* _Dataset entries_
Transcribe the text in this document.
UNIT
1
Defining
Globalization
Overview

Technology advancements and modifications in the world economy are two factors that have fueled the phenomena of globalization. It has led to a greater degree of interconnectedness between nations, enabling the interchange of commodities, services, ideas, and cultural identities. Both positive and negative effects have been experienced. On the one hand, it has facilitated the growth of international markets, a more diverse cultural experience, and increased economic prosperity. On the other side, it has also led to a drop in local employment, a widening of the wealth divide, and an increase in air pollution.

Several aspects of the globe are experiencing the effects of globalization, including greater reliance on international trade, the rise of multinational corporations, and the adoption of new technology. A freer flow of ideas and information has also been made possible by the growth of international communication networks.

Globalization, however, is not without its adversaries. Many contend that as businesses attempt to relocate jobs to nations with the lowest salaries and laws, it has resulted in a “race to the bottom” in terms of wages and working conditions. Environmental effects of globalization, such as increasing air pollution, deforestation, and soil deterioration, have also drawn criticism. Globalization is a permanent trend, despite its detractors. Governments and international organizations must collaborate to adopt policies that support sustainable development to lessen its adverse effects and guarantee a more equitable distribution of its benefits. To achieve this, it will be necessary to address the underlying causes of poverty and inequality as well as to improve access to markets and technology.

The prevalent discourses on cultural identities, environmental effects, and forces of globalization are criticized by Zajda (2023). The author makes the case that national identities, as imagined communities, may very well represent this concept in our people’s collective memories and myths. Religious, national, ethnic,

* _Task to carry out_
Would you reproduce the material above in full, exactly as given?

* _Reply to the exercise_
Transcribe the text in this document.
UNIT
1
Defining
Globalization
Overview

Technology advancements and modifications in the world economy are two factors that have fueled the phenomena of globalization. It has led to a greater degree of interconnectedness between nations, enabling the interchange of commodities, services, ideas, and cultural identities. Both positive and negative effects have been experienced. On the one hand, it has facilitated the growth of international markets, a more diverse cultural experience, and increased economic prosperity. On the other side, it has also led to a drop in local employment, a widening of the wealth divide, and an increase in air pollution.

Several aspects of the globe are experiencing the effects of globalization, including greater reliance on international trade, the rise of multinational corporations, and the adoption of new technology. A freer flow of ideas and information has also been made possible by the growth of international communication networks.

Globalization, however, is not without its adversaries. Many contend that as businesses attempt to relocate jobs to nations with the lowest salaries and laws, it has resulted in a “race to the bottom” in terms of wages and working conditions. Environmental effects of globalization, such as increasing air pollution, deforestation, and soil deterioration, have also drawn criticism. Globalization is a permanent trend, despite its detractors. Governments and international organizations must collaborate to adopt policies that support sustainable development to lessen its adverse effects and guarantee a more equitable distribution of its benefits. To achieve this, it will be necessary to address the underlying causes of poverty and inequality as well as to improve access to markets and technology.

The prevalent discourses on cultural identities, environmental effects, and forces of globalization are criticized by Zajda (2023). The author makes the case that national identities, as imagined communities, may very well represent this concept in our people’s collective memories and myths. Religious, national, ethnic,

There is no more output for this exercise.